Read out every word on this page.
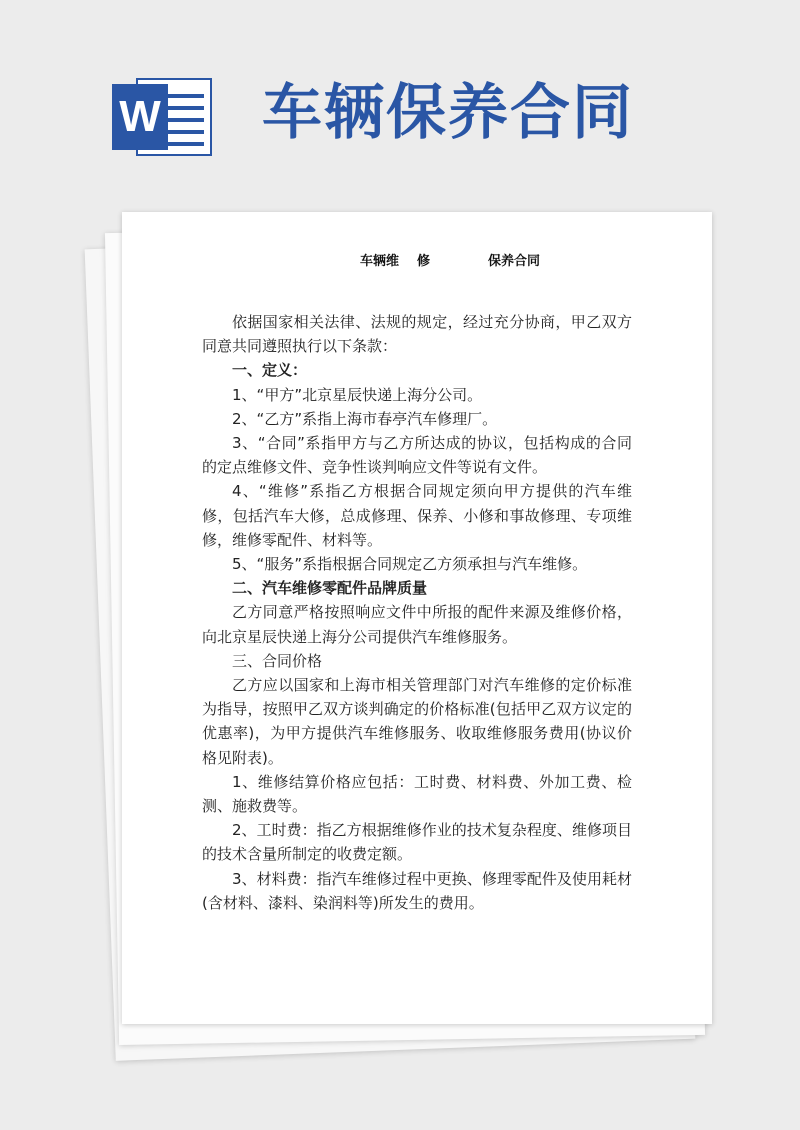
W 车辆保养合同
车辆维 修	保养合同

依据国家相关法律、法规的规定，经过充分协商，甲乙双方同意共同遵照执行以下条款：

一、定义：

1、“甲方”北京星辰快递上海分公司。

2、“乙方”系指上海市春亭汽车修理厂。

3、“合同”系指甲方与乙方所达成的协议，包括构成的合同的定点维修文件、竞争性谈判响应文件等说有文件。

4、“维修”系指乙方根据合同规定须向甲方提供的汽车维修，包括汽车大修，总成修理、保养、小修和事故修理、专项维修，维修零配件、材料等。

5、“服务”系指根据合同规定乙方须承担与汽车维修。

二、汽车维修零配件品牌质量

乙方同意严格按照响应文件中所报的配件来源及维修价格，向北京星辰快递上海分公司提供汽车维修服务。

三、合同价格

乙方应以国家和上海市相关管理部门对汽车维修的定价标准为指导，按照甲乙双方谈判确定的价格标准(包括甲乙双方议定的优惠率)，为甲方提供汽车维修服务、收取维修服务费用(协议价格见附表)。

1、维修结算价格应包括：工时费、材料费、外加工费、检测、施救费等。

2、工时费：指乙方根据维修作业的技术复杂程度、维修项目的技术含量所制定的收费定额。

3、材料费：指汽车维修过程中更换、修理零配件及使用耗材(含材料、漆料、染润料等)所发生的费用。
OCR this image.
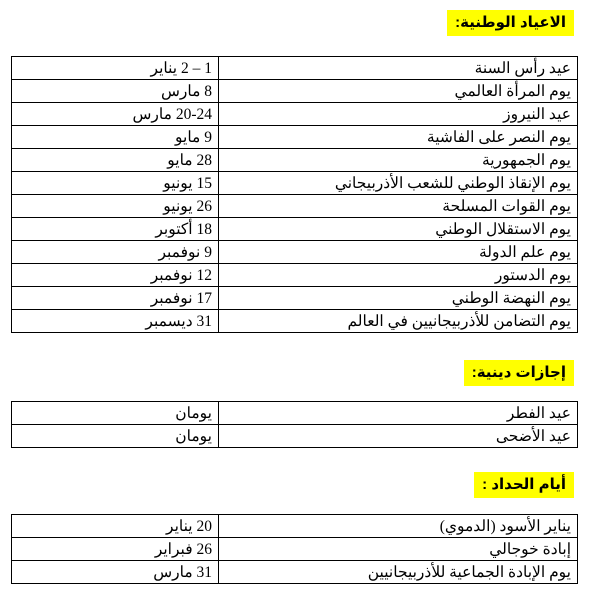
الاعياد الوطنية:
عيد رأس السنة	1 – 2 يناير
يوم المرأة العالمي	8 مارس
عيد النيروز	20-24 مارس
يوم النصر على الفاشية	9 مايو
يوم الجمهورية	28 مايو
يوم الإنقاذ الوطني للشعب الأذربيجاني	15 يونيو
يوم القوات المسلحة	26 يونيو
يوم الاستقلال الوطني	18 أكتوبر
يوم علم الدولة	9 نوفمبر
يوم الدستور	12 نوفمبر
يوم النهضة الوطني	17 نوفمبر
يوم التضامن للأذربيجانيين في العالم	31 ديسمبر
إجازات دينية:
عيد الفطر	يومان
عيد الأضحى	يومان
أيام الحداد :
يناير الأسود (الدموي)	20 يناير
إبادة خوجالي	26 فبراير
يوم الإبادة الجماعية للأذربيجانيين	31 مارس
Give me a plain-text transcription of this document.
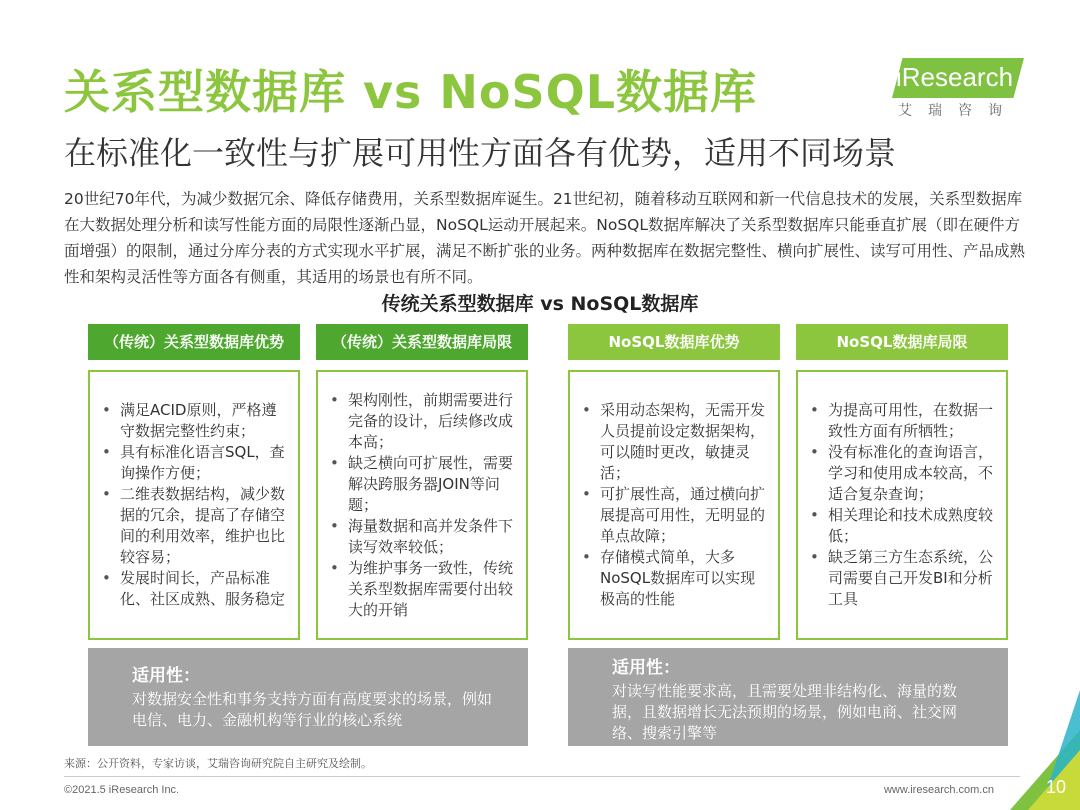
关系型数据库 vs NoSQL数据库
在标准化一致性与扩展可用性方面各有优势，适用不同场景
iResearch
艾瑞咨询
20世纪70年代，为减少数据冗余、降低存储费用，关系型数据库诞生。21世纪初，随着移动互联网和新一代信息技术的发展，关系型数据库在大数据处理分析和读写性能方面的局限性逐渐凸显，NoSQL运动开展起来。NoSQL数据库解决了关系型数据库只能垂直扩展（即在硬件方面增强）的限制，通过分库分表的方式实现水平扩展，满足不断扩张的业务。两种数据库在数据完整性、横向扩展性、读写可用性、产品成熟性和架构灵活性等方面各有侧重，其适用的场景也有所不同。
传统关系型数据库 vs NoSQL数据库
（传统）关系型数据库优势
• 满足ACID原则，严格遵守数据完整性约束；
• 具有标准化语言SQL，查询操作方便；
• 二维表数据结构，减少数据的冗余，提高了存储空间的利用效率，维护也比较容易；
• 发展时间长，产品标准化、社区成熟、服务稳定
（传统）关系型数据库局限
• 架构刚性，前期需要进行完备的设计，后续修改成本高；
• 缺乏横向可扩展性，需要解决跨服务器JOIN等问题；
• 海量数据和高并发条件下读写效率较低；
• 为维护事务一致性，传统关系型数据库需要付出较大的开销
NoSQL数据库优势
• 采用动态架构，无需开发人员提前设定数据架构，可以随时更改，敏捷灵活；
• 可扩展性高，通过横向扩展提高可用性，无明显的单点故障；
• 存储模式简单，大多NoSQL数据库可以实现极高的性能
NoSQL数据库局限
• 为提高可用性，在数据一致性方面有所牺牲；
• 没有标准化的查询语言，学习和使用成本较高，不适合复杂查询；
• 相关理论和技术成熟度较低；
• 缺乏第三方生态系统，公司需要自己开发BI和分析工具
适用性：
对数据安全性和事务支持方面有高度要求的场景，例如电信、电力、金融机构等行业的核心系统
适用性：
对读写性能要求高，且需要处理非结构化、海量的数据，且数据增长无法预期的场景，例如电商、社交网络、搜索引擎等
来源：公开资料，专家访谈，艾瑞咨询研究院自主研究及绘制。
©2021.5 iResearch Inc.	www.iresearch.com.cn	10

•••

» Required task: Look over the records above and copy each line that includes the string "مارس".

» Reply to the task:
يوم المرأة العالمي	8 مارس
عيد النيروز	20-24 مارس
يوم الإبادة الجماعية للأذربيجانيين	31 مارس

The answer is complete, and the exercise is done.